▶ **TEXT**:
■ ■ ■ ■ ■ ■ ■

Frances Ridley Havergal, at eighteen or nineteen, wrote and wrote and wrote. She would send her enigmas and charades to various "pocket-books" (which in those days used to contain such things), get prizes for them, and give money to the Church Missionary Society. Her brain was full of "wild, lovely, intangible ideas flitting across her mind, like the shadows of a flying bird," and she was always trying to fly after them.
In her twentieth year she paid her first visit to her sister Ellen (Mrs. Shaw), who was married, and living in Ireland. An Irish schoolgirl thus describes her: "Mrs. Shaw brought us into the drawing-room. In a few seconds Mliss Frances, carolling like a bird, flashed into the room! Flashed, yes, like a burst of sunshine, like a hill-side breeze, and stood before us, her fair sunny curls falling round her shoulders, her bright eyes dancing and her fresh sweet voice ringing through the room. I shall never forget that afternoon, never! I sat perfectly spell-bound as she sang chant and hymn with marvellous sweetness, and then played two or three pieces of Handel, which thrilled me through and through.
"As we girls walked home down the shady avenue, one and another said: 'Oh, isn't she lovely and doesn't she sing like a born angel!' 'I love her I do; and I'd follow her every step of the way back to England if I could.' 'Oh, she's' a real Colleen Bawn!' Another felt there must be the music of God's own love in that fair singer's heart; and that so there was joy in her face, joy in her words, joy in her ways. And the secret cry went up from that young Irish heart: 'Lord, teach me, even me, to know and love Thee too.'"
But Frances herself felt very keenly that she was only a little child in the spiritual life. "Gleams and glimpses," she writes in 1858, "but, oh, to be filled with joy and the Holy Ghost! oh, why cannot I trust Him fully?" She read and learned the Scriptures systematically with her friend, Elizabeth Clay (the one to whom she so constantly wrote). In their country walks Frances and her sister Maria would repeat whole chapters in alternate verses. She knew by heart the whole of the New Testament, the Psalms, and, Isaiah when about twenty-two, and afterwards learned the minor prophets. Her home life was beautiful, though only one knew the self-restraint and the self-denial of actions, trivial in themselves, but wrought for love to God.

■ ■ ■ ■ ■ ■ ■

▶ **SUPPLIED DATA**:
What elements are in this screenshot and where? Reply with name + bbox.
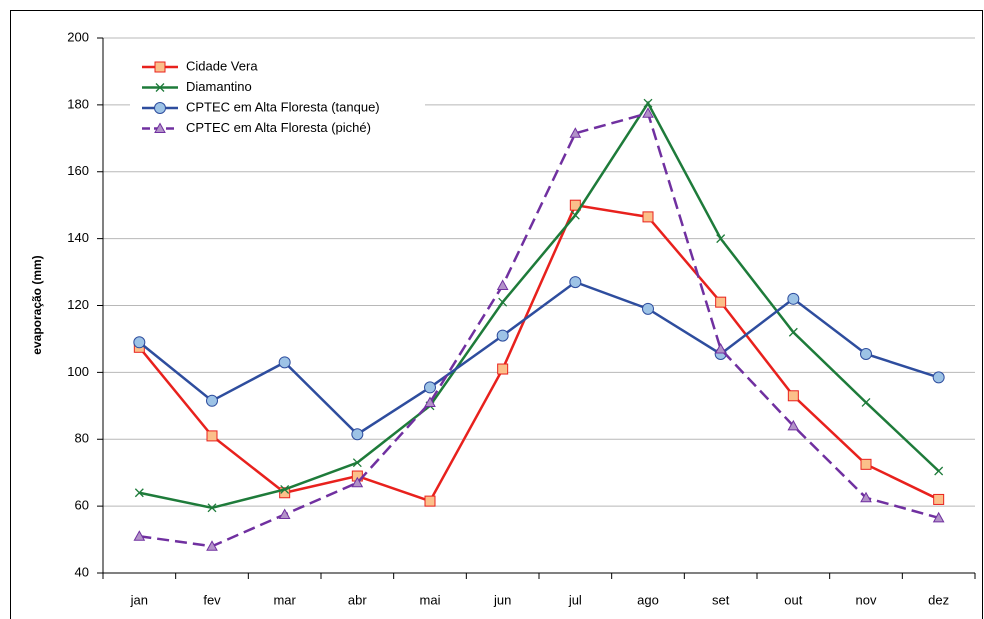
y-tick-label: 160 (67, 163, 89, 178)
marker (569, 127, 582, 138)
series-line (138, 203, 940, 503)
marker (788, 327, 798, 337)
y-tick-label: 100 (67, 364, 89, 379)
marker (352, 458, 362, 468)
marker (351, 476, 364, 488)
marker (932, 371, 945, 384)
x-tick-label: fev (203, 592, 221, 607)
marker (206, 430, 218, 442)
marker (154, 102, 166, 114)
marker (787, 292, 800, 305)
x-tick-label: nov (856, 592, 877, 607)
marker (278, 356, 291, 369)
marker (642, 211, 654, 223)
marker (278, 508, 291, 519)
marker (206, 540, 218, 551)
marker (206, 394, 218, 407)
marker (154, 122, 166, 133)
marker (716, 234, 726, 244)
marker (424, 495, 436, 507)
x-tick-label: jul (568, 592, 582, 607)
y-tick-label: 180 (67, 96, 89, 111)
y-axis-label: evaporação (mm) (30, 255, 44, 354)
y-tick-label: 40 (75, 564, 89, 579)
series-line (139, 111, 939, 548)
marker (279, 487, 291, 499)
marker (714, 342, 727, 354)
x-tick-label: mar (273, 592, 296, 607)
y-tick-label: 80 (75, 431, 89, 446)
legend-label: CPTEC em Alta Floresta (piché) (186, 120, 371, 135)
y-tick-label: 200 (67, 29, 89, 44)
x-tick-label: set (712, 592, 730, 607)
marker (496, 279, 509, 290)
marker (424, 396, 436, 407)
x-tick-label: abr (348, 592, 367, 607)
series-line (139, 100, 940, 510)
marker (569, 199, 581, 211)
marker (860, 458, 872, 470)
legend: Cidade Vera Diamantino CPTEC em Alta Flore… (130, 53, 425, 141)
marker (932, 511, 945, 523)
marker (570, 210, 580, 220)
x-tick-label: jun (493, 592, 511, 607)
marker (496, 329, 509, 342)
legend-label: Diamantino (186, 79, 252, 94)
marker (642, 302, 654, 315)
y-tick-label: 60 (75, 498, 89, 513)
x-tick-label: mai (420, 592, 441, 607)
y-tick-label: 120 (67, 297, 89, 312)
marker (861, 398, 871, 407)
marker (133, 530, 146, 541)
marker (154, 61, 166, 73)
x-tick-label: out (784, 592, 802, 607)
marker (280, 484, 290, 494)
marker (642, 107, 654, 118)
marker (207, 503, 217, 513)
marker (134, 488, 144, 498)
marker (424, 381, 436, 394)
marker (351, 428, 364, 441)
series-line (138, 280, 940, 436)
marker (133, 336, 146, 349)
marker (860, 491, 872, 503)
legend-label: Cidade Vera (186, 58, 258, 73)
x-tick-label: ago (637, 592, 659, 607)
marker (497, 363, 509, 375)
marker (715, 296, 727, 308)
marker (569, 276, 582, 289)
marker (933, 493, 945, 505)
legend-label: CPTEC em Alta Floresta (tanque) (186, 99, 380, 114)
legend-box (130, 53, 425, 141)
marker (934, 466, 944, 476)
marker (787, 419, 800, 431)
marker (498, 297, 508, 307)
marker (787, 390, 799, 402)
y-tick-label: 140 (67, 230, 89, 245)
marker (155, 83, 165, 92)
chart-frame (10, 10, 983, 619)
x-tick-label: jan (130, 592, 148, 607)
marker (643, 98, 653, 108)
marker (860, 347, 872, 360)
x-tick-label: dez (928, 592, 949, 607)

■ ■ ■ ■ ■ ■ ■

▶ **DIRECTIVE**: Reproduce the Havergal passage word for word, beginning at "But Frances herself" and ending after "love to God.".

▶ **SOLVED EXERCISE**:
But Frances herself felt very keenly that she was only a little child in the spiritual life. "Gleams and glimpses," she writes in 1858, "but, oh, to be filled with joy and the Holy Ghost! oh, why cannot I trust Him fully?" She read and learned the Scriptures systematically with her friend, Elizabeth Clay (the one to whom she so constantly wrote). In their country walks Frances and her sister Maria would repeat whole chapters in alternate verses. She knew by heart the whole of the New Testament, the Psalms, and, Isaiah when about twenty-two, and afterwards learned the minor prophets. Her home life was beautiful, though only one knew the self-restraint and the self-denial of actions, trivial in themselves, but wrought for love to God.